Selection:
:::

I’ll take “On the Brink” for $300.
Next, she went over the categories. Honestly, I don’t remember what they were. I think I blacked out temporarily. When I came to, the first team had asked for some category or other for $400. They seemed to be entering into the spirit of things.
I’ll take “Who Are These People?” for $400.
“OMG,” I thought, “I am feeling incredibly antagonistic about this whole thing and I need to leave before I blurt out something awful…or simply scream. But really…how is this reasonable? Health insurance? Jeopardy? In May?? AHHHH! Please just tell me what I need to know so I can cross one more ridiculous thing off my list and move on to the next one!”

Edward Munch’s The Scream
Ten minutes later, we had uncovered three squares (out of 30!!) and learned about open enrollment dates, health plan choices and vision benefits. None of which helped me. I muttered something to one of my team members. It may not have been intelligible. It may have been a subdued guttural scream. I don’t really remember, but I knew I had to escape. I literally felt like my head was going to explode. So, I left, aware that my degree of distress was irrational, but still feeling extremely frustrated, and with my two questions unanswered.

:::

Written problem a:
In the rows of data, starting with the line containing "228, 341, 242]" and going on through the line containing "267, 341, 279]", swap "Bar" for "Rectangle" and return only those lines, otherwise unchanged.

[Lines of data]
:::

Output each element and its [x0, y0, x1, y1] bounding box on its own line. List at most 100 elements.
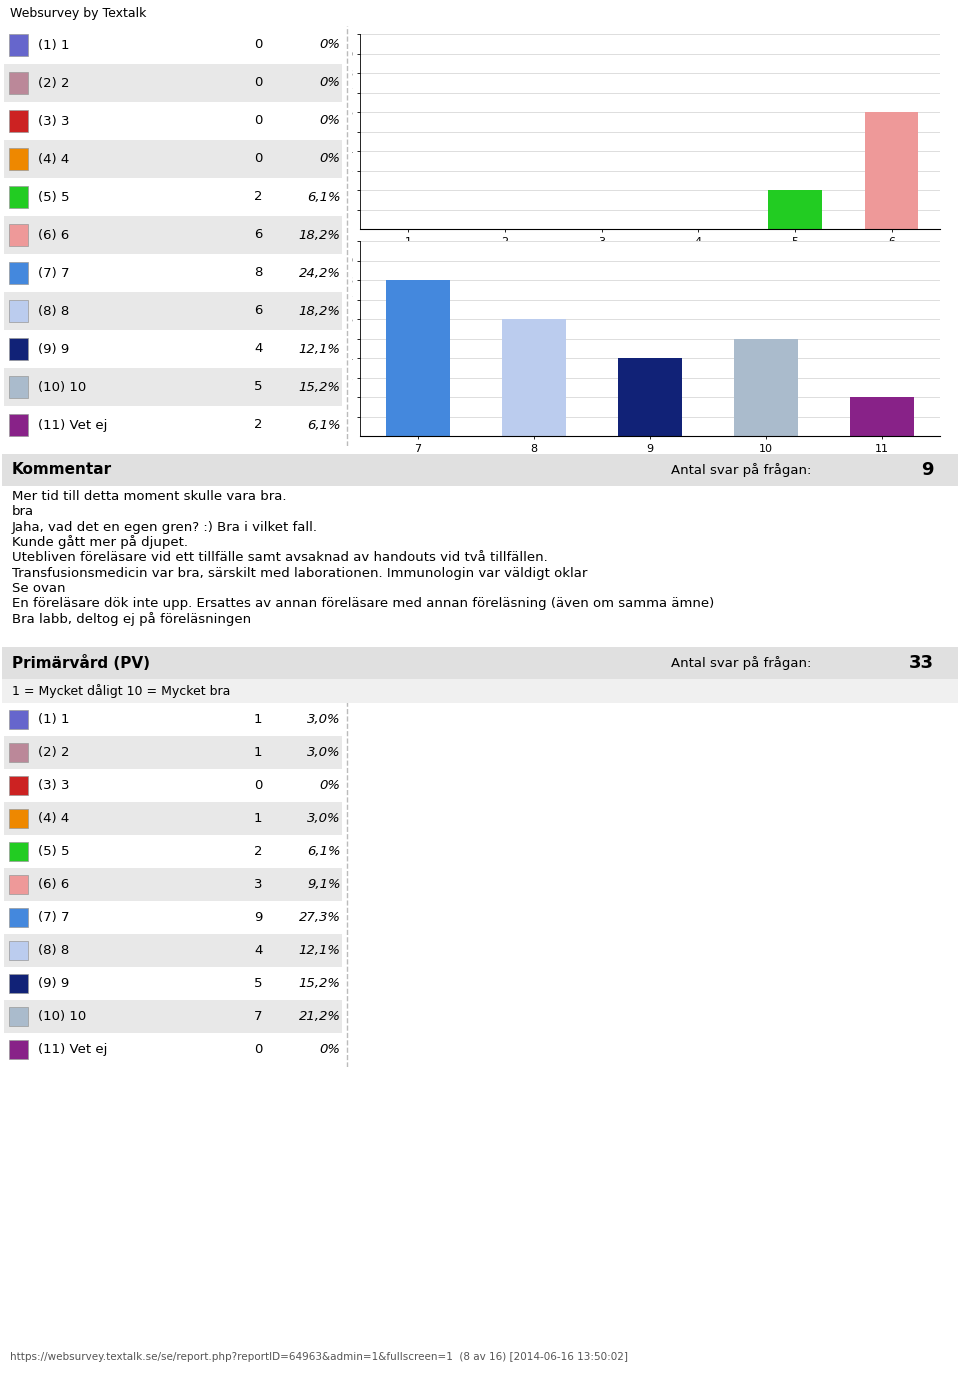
Text: 18,2%: 18,2%	[299, 228, 341, 242]
Text: 5: 5	[253, 978, 262, 990]
Text: 0%: 0%	[320, 114, 341, 128]
Text: Antal svar på frågan:: Antal svar på frågan:	[671, 463, 811, 477]
Text: (7) 7: (7) 7	[38, 912, 69, 924]
Text: Utebliven föreläsare vid ett tillfälle samt avsaknad av handouts vid två tillfäl: Utebliven föreläsare vid ett tillfälle s…	[12, 551, 547, 564]
Text: Se ovan: Se ovan	[12, 582, 65, 595]
Text: bra: bra	[12, 506, 34, 518]
Bar	[865, 111, 919, 230]
Text: Transfusionsmedicin var bra, särskilt med laborationen. Immunologin var väldigt : Transfusionsmedicin var bra, särskilt me…	[12, 566, 587, 579]
Text: 3,0%: 3,0%	[307, 714, 341, 726]
Bar	[9, 842, 28, 861]
Bar	[9, 1006, 28, 1026]
Text: (5) 5: (5) 5	[38, 846, 69, 858]
Bar	[9, 300, 28, 322]
Text: Kunde gått mer på djupet.: Kunde gått mer på djupet.	[12, 535, 187, 550]
Bar	[851, 397, 914, 436]
Bar	[672, 946, 725, 972]
Text: (7) 7: (7) 7	[38, 267, 69, 279]
Bar	[382, 946, 435, 972]
Bar	[9, 874, 28, 894]
Text: (2) 2: (2) 2	[38, 747, 69, 759]
Text: 12,1%: 12,1%	[299, 342, 341, 356]
Text: 5: 5	[253, 381, 262, 393]
Text: (9) 9: (9) 9	[38, 342, 69, 356]
Text: 6: 6	[254, 228, 262, 242]
Bar	[9, 33, 28, 56]
Text: 9,1%: 9,1%	[307, 879, 341, 891]
Bar	[9, 1040, 28, 1059]
Text: (8) 8: (8) 8	[38, 304, 69, 318]
Text: 2: 2	[253, 846, 262, 858]
Text: 18,2%: 18,2%	[299, 304, 341, 318]
Text: (1) 1: (1) 1	[38, 714, 69, 726]
Text: 3,0%: 3,0%	[307, 747, 341, 759]
Text: 0: 0	[254, 77, 262, 89]
Text: 4: 4	[254, 945, 262, 957]
Text: 0: 0	[254, 780, 262, 792]
Text: (6) 6: (6) 6	[38, 879, 69, 891]
Text: (8) 8: (8) 8	[38, 945, 69, 957]
Text: 33: 33	[909, 654, 934, 672]
Text: 15,2%: 15,2%	[299, 381, 341, 393]
Text: 0%: 0%	[320, 77, 341, 89]
Bar	[9, 941, 28, 960]
Text: 24,2%: 24,2%	[299, 267, 341, 279]
Text: 0: 0	[254, 1044, 262, 1056]
Text: Antal svar på frågan:: Antal svar på frågan:	[671, 656, 811, 670]
Bar	[9, 710, 28, 729]
Text: 0%: 0%	[320, 780, 341, 792]
Bar	[9, 908, 28, 927]
Bar	[9, 414, 28, 436]
Text: 8: 8	[254, 267, 262, 279]
Text: 0%: 0%	[320, 1044, 341, 1056]
Text: (10) 10: (10) 10	[38, 1011, 86, 1023]
Bar	[9, 742, 28, 762]
Text: 0%: 0%	[320, 38, 341, 51]
Text: (5) 5: (5) 5	[38, 191, 69, 204]
Text: 15,2%: 15,2%	[299, 978, 341, 990]
Text: En föreläsare dök inte upp. Ersattes av annan föreläsare med annan föreläsning (: En föreläsare dök inte upp. Ersattes av …	[12, 597, 714, 610]
Text: 12,1%: 12,1%	[299, 945, 341, 957]
Text: (9) 9: (9) 9	[38, 978, 69, 990]
Text: 27,3%: 27,3%	[299, 912, 341, 924]
Bar	[865, 892, 919, 972]
Text: (3) 3: (3) 3	[38, 114, 69, 128]
Text: 9: 9	[922, 461, 934, 478]
Text: https://websurvey.textalk.se/se/report.php?reportID=64963&admin=1&fullscreen=1  : https://websurvey.textalk.se/se/report.p…	[10, 1353, 628, 1363]
Bar	[386, 280, 450, 436]
Text: (11) Vet ej: (11) Vet ej	[38, 1044, 108, 1056]
Text: 6,1%: 6,1%	[307, 418, 341, 432]
Text: (2) 2: (2) 2	[38, 77, 69, 89]
Text: (1) 1: (1) 1	[38, 38, 69, 51]
Bar	[9, 72, 28, 95]
Text: 21,2%: 21,2%	[299, 1011, 341, 1023]
Bar	[9, 224, 28, 246]
Text: 0%: 0%	[320, 153, 341, 165]
Text: Bra labb, deltog ej på föreläsningen: Bra labb, deltog ej på föreläsningen	[12, 612, 251, 626]
Bar	[768, 920, 822, 972]
Text: 2: 2	[253, 418, 262, 432]
Text: 0: 0	[254, 153, 262, 165]
Text: Jaha, vad det en egen gren? :) Bra i vilket fall.: Jaha, vad det en egen gren? :) Bra i vil…	[12, 521, 318, 534]
Text: (11) Vet ej: (11) Vet ej	[38, 418, 108, 432]
Text: 0: 0	[254, 38, 262, 51]
Bar	[9, 147, 28, 170]
Text: 0: 0	[254, 114, 262, 128]
Text: 7: 7	[253, 1011, 262, 1023]
Text: Mer tid till detta moment skulle vara bra.: Mer tid till detta moment skulle vara br…	[12, 490, 286, 503]
Text: (10) 10: (10) 10	[38, 381, 86, 393]
Text: 1 = Mycket dåligt 10 = Mycket bra: 1 = Mycket dåligt 10 = Mycket bra	[12, 683, 230, 698]
Text: 3,0%: 3,0%	[307, 813, 341, 825]
Bar	[618, 358, 682, 436]
Text: 6,1%: 6,1%	[307, 191, 341, 204]
Text: Kommentar: Kommentar	[12, 462, 111, 477]
Text: 1: 1	[253, 813, 262, 825]
Bar	[9, 110, 28, 132]
Text: (4) 4: (4) 4	[38, 153, 69, 165]
Bar	[768, 190, 822, 230]
Bar	[502, 319, 565, 436]
Text: (3) 3: (3) 3	[38, 780, 69, 792]
Text: 4: 4	[254, 342, 262, 356]
Text: 2: 2	[253, 191, 262, 204]
Bar	[478, 946, 532, 972]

:::

Written problem b:
From the passage about the health insurance game, can you copy out word for word the part starting with "Next, she went" and going on through "spirit of things."?

Result a:
Text: 18,2%: 18,2%	[299, 228, 341, 242]
Text: 5: 5	[253, 978, 262, 990]
Text: 0%: 0%	[320, 114, 341, 128]
Text: Antal svar på frågan:: Antal svar på frågan:	[671, 463, 811, 477]
Text: (7) 7: (7) 7	[38, 912, 69, 924]
Text: Utebliven föreläsare vid ett tillfälle samt avsaknad av handouts vid två tillfäl: Utebliven föreläsare vid ett tillfälle s…	[12, 551, 547, 564]
Text: Se ovan: Se ovan	[12, 582, 65, 595]
Text: bra: bra	[12, 506, 34, 518]
Rectangle	[865, 111, 919, 230]
Text: Transfusionsmedicin var bra, särskilt med laborationen. Immunologin var väldigt : Transfusionsmedicin var bra, särskilt me…	[12, 566, 587, 579]
Text: 3,0%: 3,0%	[307, 714, 341, 726]
Rectangle	[9, 842, 28, 861]
Rectangle	[9, 1006, 28, 1026]
Text: (5) 5: (5) 5	[38, 846, 69, 858]
Rectangle	[9, 300, 28, 322]
Text: Kunde gått mer på djupet.: Kunde gått mer på djupet.	[12, 535, 187, 550]
Rectangle	[851, 397, 914, 436]
Rectangle	[672, 946, 725, 972]
Text: (7) 7: (7) 7	[38, 267, 69, 279]
Rectangle	[382, 946, 435, 972]
Rectangle	[9, 874, 28, 894]
Text: (2) 2: (2) 2	[38, 747, 69, 759]
Text: 12,1%: 12,1%	[299, 342, 341, 356]
Text: 5: 5	[253, 381, 262, 393]
Text: (9) 9: (9) 9	[38, 342, 69, 356]
Text: 6: 6	[254, 228, 262, 242]
Rectangle	[9, 33, 28, 56]
Text: 9,1%: 9,1%	[307, 879, 341, 891]
Rectangle	[9, 1040, 28, 1059]
Text: (8) 8: (8) 8	[38, 304, 69, 318]
Text: 2: 2	[253, 846, 262, 858]
Text: 18,2%: 18,2%	[299, 304, 341, 318]
Text: (1) 1: (1) 1	[38, 714, 69, 726]
Text: 3,0%: 3,0%	[307, 747, 341, 759]
Text: 0: 0	[254, 77, 262, 89]
Text: 4: 4	[254, 945, 262, 957]
Text: 0: 0	[254, 780, 262, 792]
Text: (6) 6: (6) 6	[38, 879, 69, 891]
Text: (8) 8: (8) 8	[38, 945, 69, 957]
Text: 33: 33	[909, 654, 934, 672]
Text: 15,2%: 15,2%	[299, 381, 341, 393]
Text: 0%: 0%	[320, 77, 341, 89]
Rectangle	[9, 941, 28, 960]
Text: 24,2%: 24,2%	[299, 267, 341, 279]

Result b:
Next, she went over the categories. Honestly, I don’t remember what they were. I think I blacked out temporarily. When I came to, the first team had asked for some category or other for $400. They seemed to be entering into the spirit of things.